## WORK INSTRUCTIONS
Please copy every line of the records below that holds the word "Years".

•••••

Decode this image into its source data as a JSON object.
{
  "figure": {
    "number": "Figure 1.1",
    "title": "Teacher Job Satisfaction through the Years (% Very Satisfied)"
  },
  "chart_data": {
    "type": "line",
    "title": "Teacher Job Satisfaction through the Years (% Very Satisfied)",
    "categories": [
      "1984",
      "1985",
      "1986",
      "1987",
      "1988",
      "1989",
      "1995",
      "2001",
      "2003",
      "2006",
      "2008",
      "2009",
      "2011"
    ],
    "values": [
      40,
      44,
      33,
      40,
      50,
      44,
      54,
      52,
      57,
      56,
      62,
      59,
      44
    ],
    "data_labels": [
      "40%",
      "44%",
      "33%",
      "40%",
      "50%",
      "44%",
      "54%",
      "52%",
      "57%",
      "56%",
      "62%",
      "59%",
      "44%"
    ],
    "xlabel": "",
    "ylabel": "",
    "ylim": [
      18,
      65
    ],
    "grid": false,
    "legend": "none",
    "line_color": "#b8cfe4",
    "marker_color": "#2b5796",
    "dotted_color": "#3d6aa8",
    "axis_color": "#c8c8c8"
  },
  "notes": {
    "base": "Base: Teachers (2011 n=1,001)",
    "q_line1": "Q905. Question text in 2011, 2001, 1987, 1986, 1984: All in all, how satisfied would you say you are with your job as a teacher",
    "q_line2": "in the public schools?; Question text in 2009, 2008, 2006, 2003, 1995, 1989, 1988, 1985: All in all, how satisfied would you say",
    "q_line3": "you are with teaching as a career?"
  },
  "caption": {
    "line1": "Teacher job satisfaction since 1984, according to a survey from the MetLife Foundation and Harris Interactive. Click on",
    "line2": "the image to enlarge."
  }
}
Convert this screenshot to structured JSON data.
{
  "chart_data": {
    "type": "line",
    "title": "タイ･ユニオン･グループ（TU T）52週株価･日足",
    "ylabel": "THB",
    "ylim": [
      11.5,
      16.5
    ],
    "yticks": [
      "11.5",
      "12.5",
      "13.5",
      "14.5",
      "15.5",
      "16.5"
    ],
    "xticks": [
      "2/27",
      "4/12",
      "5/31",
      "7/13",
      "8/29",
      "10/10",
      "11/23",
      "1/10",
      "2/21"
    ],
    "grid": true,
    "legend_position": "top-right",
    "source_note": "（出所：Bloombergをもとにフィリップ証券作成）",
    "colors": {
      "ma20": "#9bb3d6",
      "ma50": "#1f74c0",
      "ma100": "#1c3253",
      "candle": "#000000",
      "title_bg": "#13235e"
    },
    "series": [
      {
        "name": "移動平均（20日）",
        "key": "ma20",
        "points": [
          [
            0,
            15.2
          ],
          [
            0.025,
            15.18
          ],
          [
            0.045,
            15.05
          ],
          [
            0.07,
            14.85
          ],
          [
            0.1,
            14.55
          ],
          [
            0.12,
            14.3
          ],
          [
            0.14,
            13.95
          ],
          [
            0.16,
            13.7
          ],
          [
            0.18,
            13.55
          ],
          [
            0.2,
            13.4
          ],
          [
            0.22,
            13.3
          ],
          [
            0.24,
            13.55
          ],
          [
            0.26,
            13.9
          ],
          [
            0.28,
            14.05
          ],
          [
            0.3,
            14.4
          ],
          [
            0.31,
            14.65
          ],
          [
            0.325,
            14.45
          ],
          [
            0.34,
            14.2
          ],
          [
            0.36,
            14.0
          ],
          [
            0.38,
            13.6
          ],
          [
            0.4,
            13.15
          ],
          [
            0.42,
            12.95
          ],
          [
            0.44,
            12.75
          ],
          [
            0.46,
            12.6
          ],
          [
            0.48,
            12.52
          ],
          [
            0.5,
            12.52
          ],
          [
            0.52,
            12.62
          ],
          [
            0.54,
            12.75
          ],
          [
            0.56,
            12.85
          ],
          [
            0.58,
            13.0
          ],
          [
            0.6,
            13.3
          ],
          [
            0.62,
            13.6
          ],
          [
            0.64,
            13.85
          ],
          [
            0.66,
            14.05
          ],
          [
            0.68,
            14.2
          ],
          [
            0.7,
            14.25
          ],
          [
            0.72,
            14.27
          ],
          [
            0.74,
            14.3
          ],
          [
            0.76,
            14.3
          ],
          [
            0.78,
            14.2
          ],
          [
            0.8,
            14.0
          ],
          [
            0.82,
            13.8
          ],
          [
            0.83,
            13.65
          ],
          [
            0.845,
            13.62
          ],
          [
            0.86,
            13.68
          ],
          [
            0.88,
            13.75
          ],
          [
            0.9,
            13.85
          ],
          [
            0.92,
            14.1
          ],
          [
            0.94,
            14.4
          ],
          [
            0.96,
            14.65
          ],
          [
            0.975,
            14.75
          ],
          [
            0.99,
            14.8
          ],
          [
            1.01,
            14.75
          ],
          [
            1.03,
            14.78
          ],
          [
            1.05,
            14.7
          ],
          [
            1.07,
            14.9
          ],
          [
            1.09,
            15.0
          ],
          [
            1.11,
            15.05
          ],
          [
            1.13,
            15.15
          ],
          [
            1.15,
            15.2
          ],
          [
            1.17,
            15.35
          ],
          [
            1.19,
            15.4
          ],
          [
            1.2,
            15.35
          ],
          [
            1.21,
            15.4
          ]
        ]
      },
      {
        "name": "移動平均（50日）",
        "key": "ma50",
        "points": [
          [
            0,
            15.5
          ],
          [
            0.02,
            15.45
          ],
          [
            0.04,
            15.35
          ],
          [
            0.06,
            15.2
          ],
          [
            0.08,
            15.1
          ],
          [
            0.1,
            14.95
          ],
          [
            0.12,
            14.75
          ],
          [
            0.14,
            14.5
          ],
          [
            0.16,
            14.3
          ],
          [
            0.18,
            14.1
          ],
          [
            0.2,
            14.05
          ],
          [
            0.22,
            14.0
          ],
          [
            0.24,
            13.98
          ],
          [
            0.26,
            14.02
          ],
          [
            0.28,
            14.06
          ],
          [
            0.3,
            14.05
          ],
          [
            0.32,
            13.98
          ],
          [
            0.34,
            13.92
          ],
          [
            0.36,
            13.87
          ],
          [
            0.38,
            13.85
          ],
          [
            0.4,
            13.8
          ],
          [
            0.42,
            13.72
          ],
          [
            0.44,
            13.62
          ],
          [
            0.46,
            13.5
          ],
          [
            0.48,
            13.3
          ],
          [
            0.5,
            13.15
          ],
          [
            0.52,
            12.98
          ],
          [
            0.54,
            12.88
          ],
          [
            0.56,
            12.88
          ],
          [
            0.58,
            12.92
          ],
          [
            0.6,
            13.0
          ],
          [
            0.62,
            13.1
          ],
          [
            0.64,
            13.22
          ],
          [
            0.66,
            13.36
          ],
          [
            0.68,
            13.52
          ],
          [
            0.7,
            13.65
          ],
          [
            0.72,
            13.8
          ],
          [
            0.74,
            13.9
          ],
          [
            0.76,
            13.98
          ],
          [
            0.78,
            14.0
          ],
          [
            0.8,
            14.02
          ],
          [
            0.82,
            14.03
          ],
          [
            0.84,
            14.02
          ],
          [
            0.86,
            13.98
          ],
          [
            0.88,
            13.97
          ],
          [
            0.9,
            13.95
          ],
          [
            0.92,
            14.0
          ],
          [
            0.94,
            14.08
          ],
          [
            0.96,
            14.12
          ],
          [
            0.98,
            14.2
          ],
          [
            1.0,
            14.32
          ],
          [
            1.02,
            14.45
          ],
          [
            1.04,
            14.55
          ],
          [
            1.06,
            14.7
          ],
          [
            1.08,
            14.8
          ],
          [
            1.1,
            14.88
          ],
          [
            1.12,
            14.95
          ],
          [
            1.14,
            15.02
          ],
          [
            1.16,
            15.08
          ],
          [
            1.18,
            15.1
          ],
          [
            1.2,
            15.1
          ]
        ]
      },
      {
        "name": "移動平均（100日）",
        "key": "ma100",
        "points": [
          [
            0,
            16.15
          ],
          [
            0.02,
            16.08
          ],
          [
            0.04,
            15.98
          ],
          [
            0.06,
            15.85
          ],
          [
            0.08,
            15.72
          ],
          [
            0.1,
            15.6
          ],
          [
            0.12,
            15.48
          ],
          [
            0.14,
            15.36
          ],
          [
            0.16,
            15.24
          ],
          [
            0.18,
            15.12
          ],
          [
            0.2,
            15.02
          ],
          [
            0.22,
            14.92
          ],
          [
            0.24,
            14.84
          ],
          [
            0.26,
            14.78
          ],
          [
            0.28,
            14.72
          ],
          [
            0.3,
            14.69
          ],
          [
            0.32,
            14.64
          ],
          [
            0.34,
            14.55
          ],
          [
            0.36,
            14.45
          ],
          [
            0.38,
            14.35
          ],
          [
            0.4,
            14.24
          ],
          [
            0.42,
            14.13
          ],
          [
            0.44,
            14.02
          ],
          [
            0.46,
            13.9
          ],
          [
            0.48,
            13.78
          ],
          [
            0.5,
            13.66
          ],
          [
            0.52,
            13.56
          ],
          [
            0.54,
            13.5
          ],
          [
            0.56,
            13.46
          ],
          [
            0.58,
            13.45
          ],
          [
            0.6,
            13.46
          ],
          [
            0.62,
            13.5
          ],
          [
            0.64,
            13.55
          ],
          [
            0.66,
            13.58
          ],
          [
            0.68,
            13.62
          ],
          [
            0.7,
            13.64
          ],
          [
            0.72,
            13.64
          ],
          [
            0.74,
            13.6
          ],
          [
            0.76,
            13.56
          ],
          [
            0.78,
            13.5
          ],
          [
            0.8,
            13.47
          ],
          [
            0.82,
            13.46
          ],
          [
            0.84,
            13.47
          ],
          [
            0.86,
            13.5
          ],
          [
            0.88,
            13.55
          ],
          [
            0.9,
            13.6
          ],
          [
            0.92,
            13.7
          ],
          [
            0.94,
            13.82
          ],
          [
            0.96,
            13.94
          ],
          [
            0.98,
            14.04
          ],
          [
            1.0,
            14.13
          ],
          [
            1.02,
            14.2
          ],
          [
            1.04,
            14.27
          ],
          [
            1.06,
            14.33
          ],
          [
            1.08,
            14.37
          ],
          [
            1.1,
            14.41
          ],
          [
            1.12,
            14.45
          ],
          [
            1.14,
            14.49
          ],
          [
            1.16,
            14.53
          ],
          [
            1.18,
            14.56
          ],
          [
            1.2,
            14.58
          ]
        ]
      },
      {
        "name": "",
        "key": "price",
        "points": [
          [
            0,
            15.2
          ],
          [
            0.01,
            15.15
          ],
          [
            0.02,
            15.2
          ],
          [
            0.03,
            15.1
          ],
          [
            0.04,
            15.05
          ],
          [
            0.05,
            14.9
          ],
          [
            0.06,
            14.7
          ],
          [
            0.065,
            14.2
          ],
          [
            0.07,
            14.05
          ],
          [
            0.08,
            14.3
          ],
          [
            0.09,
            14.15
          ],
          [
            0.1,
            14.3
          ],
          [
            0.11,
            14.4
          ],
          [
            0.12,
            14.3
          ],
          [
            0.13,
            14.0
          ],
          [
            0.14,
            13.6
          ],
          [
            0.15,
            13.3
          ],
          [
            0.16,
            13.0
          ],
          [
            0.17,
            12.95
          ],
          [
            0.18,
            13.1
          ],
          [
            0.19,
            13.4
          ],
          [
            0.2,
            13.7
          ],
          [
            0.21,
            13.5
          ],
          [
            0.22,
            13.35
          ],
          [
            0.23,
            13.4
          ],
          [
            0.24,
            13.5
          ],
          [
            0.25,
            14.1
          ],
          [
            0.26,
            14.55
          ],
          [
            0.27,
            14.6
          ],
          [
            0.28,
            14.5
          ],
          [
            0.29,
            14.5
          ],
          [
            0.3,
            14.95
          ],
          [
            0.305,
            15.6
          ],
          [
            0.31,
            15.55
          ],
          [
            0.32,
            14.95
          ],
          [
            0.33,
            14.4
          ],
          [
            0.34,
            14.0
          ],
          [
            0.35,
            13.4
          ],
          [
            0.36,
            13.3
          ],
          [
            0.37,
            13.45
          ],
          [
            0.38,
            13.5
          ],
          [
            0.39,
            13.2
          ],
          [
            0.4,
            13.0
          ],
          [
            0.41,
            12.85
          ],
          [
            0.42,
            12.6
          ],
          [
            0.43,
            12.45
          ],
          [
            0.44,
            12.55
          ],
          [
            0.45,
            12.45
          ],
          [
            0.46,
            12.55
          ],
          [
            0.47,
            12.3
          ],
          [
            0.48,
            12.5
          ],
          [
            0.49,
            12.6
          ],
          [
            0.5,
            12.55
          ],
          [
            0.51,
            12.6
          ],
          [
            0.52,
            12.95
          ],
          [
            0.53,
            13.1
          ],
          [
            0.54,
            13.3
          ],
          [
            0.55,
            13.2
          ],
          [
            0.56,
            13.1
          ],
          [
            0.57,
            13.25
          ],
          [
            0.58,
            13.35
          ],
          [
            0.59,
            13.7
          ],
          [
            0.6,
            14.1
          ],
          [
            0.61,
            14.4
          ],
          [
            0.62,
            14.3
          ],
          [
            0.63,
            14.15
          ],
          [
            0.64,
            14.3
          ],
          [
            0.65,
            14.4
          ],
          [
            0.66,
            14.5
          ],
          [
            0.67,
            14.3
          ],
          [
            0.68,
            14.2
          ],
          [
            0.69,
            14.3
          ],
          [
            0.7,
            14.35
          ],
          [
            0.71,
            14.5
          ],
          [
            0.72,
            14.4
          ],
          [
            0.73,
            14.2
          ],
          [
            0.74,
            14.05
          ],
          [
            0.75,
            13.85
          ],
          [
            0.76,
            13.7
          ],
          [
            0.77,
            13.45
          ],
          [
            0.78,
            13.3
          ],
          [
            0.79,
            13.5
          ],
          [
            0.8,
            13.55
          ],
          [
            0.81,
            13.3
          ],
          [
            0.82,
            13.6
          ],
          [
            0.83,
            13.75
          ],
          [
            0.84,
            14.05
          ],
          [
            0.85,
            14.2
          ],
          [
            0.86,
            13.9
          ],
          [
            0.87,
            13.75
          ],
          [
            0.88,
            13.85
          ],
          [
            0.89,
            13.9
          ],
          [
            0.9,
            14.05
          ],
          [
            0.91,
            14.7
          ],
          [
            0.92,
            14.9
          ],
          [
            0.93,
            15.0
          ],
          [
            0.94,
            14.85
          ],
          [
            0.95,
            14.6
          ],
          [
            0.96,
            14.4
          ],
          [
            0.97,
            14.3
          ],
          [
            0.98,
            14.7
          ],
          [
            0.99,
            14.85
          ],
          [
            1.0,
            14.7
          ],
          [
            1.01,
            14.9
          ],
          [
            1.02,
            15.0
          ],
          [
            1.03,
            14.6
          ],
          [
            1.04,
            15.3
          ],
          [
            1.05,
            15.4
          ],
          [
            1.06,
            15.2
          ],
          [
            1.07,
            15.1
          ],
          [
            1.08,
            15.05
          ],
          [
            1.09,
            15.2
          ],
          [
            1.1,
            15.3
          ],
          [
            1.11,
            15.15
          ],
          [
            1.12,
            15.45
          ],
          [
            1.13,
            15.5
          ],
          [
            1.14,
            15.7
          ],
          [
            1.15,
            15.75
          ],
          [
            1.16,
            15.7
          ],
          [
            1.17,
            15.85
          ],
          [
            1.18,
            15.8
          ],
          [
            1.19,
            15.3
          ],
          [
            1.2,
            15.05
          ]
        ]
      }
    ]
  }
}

•••••

## OUTPUT BELOW
    "title": "Teacher Job Satisfaction through the Years (% Very Satisfied)"
    "title": "Teacher Job Satisfaction through the Years (% Very Satisfied)",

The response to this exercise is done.